> Working data
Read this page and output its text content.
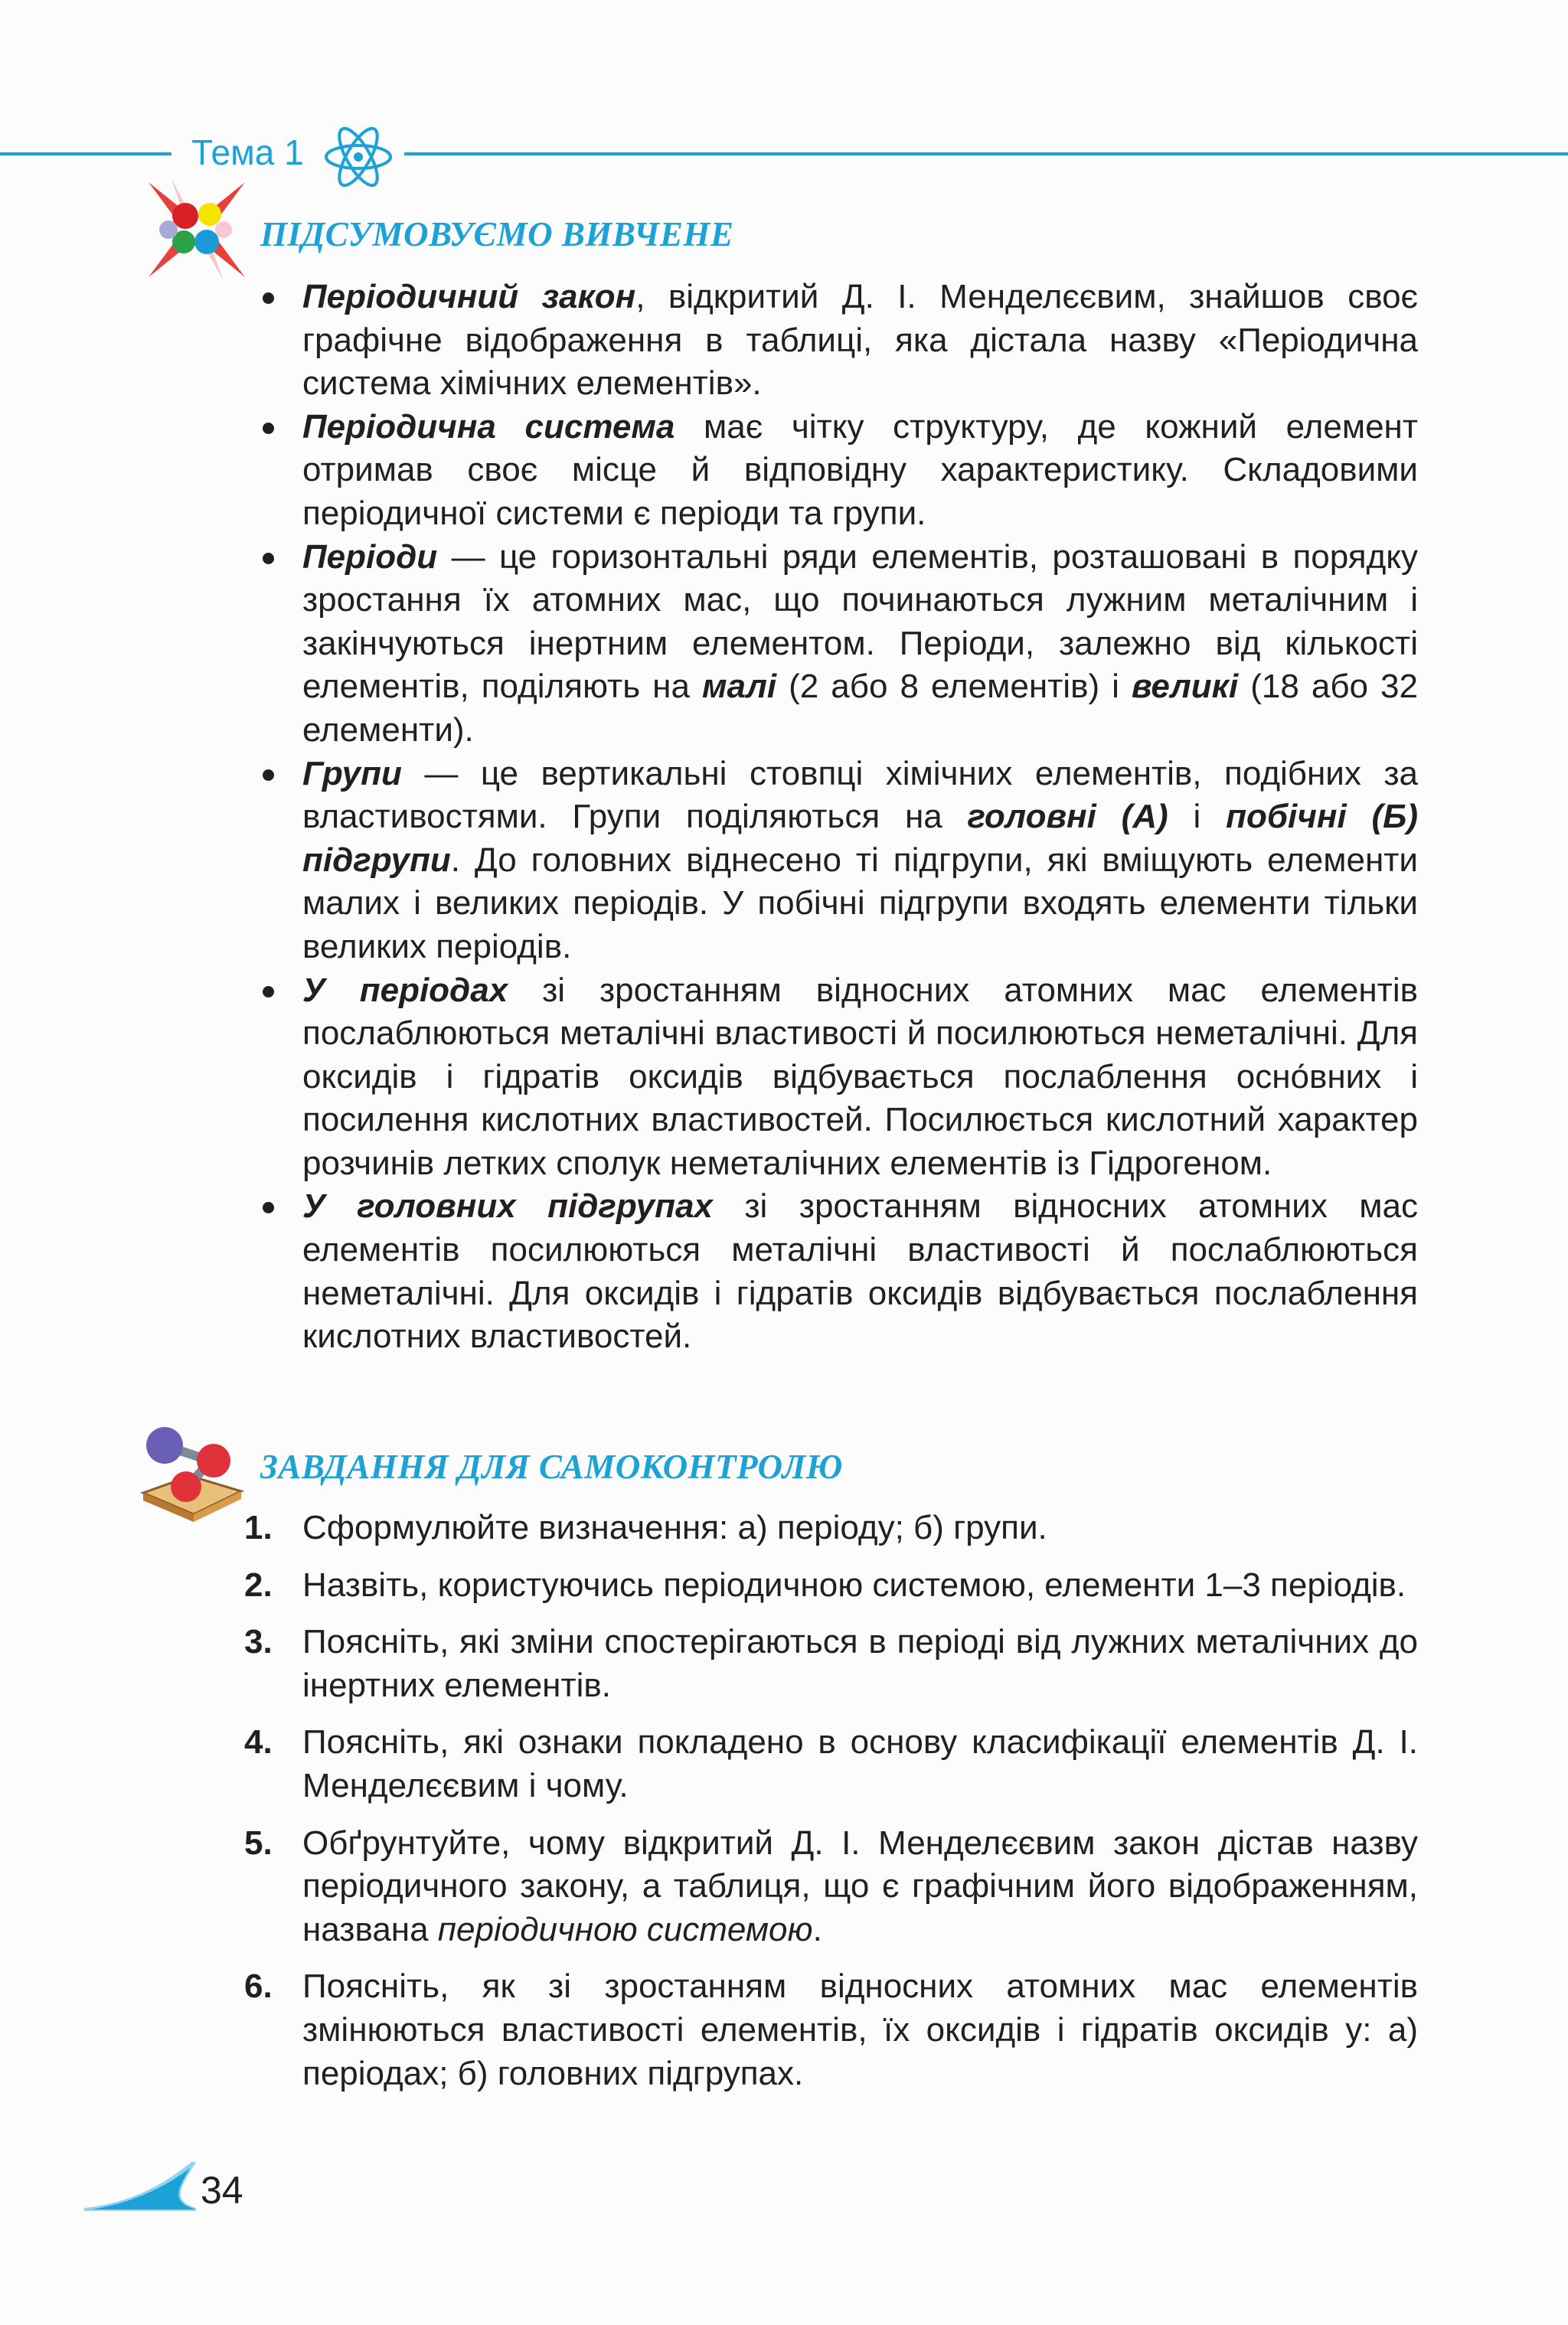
Тема 1
ПІДСУМОВУЄМО ВИВЧЕНЕ
Періодичний закон, відкритий Д. І. Менделєєвим, знайшов своє графічне відображення в таблиці, яка дістала назву «Періодична система хімічних елементів».
Періодична система має чітку структуру, де кожний елемент отримав своє місце й відповідну характеристику. Складовими періодичної системи є періоди та групи.
Періоди — це горизонтальні ряди елементів, розташовані в порядку зростання їх атомних мас, що починаються лужним металічним і закінчуються інертним елементом. Періоди, залежно від кількості елементів, поділяють на малі (2 або 8 елементів) і великі (18 або 32 елементи).
Групи — це вертикальні стовпці хімічних елементів, подібних за властивостями. Групи поділяються на головні (А) і побічні (Б) підгрупи. До головних віднесено ті підгрупи, які вміщують елементи малих і великих періодів. У побічні підгрупи входять елементи тільки великих періодів.
У періодах зі зростанням відносних атомних мас елементів послаблюються металічні властивості й посилюються неметалічні. Для оксидів і гідратів оксидів відбувається послаблення осно́вних і посилення кислотних властивостей. Посилюється кислотний характер розчинів летких сполук неметалічних елементів із Гідрогеном.
У головних підгрупах зі зростанням відносних атомних мас елементів посилюються металічні властивості й послаблюються неметалічні. Для оксидів і гідратів оксидів відбувається послаблення кислотних властивостей.
ЗАВДАННЯ ДЛЯ САМОКОНТРОЛЮ
1. Сформулюйте визначення: а) періоду; б) групи.
2. Назвіть, користуючись періодичною системою, елементи 1–3 періодів.
3. Поясніть, які зміни спостерігаються в періоді від лужних металічних до інертних елементів.
4. Поясніть, які ознаки покладено в основу класифікації елементів Д. І. Менделєєвим і чому.
5. Обґрунтуйте, чому відкритий Д. І. Менделєєвим закон дістав назву періодичного закону, а таблиця, що є графічним його відображенням, названа періодичною системою.
6. Поясніть, як зі зростанням відносних атомних мас елементів змінюються властивості елементів, їх оксидів і гідратів оксидів у: а) періодах; б) головних підгрупах.
34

> Goal
All of the material above should be reproduced exactly, except the pictures.

> Task solution
Read this page and output its text content.
Тема 1
ПІДСУМОВУЄМО ВИВЧЕНЕ
Періодичний закон, відкритий Д. І. Менделєєвим, знайшов своє графічне відображення в таблиці, яка дістала назву «Періодична система хімічних елементів».
Періодична система має чітку структуру, де кожний елемент отримав своє місце й відповідну характеристику. Складовими періодичної системи є періоди та групи.
Періоди — це горизонтальні ряди елементів, розташовані в порядку зростання їх атомних мас, що починаються лужним металічним і закінчуються інертним елементом. Періоди, залежно від кількості елементів, поділяють на малі (2 або 8 елементів) і великі (18 або 32 елементи).
Групи — це вертикальні стовпці хімічних елементів, подібних за властивостями. Групи поділяються на головні (А) і побічні (Б) підгрупи. До головних віднесено ті підгрупи, які вміщують елементи малих і великих періодів. У побічні підгрупи входять елементи тільки великих періодів.
У періодах зі зростанням відносних атомних мас елементів послаблюються металічні властивості й посилюються неметалічні. Для оксидів і гідратів оксидів відбувається послаблення осно́вних і посилення кислотних властивостей. Посилюється кислотний характер розчинів летких сполук неметалічних елементів із Гідрогеном.
У головних підгрупах зі зростанням відносних атомних мас елементів посилюються металічні властивості й послаблюються неметалічні. Для оксидів і гідратів оксидів відбувається послаблення кислотних властивостей.
ЗАВДАННЯ ДЛЯ САМОКОНТРОЛЮ
1. Сформулюйте визначення: а) періоду; б) групи.
2. Назвіть, користуючись періодичною системою, елементи 1–3 періодів.
3. Поясніть, які зміни спостерігаються в періоді від лужних металічних до інертних елементів.
4. Поясніть, які ознаки покладено в основу класифікації елементів Д. І. Менделєєвим і чому.
5. Обґрунтуйте, чому відкритий Д. І. Менделєєвим закон дістав назву періодичного закону, а таблиця, що є графічним його відображенням, названа періодичною системою.
6. Поясніть, як зі зростанням відносних атомних мас елементів змінюються властивості елементів, їх оксидів і гідратів оксидів у: а) періодах; б) головних підгрупах.
34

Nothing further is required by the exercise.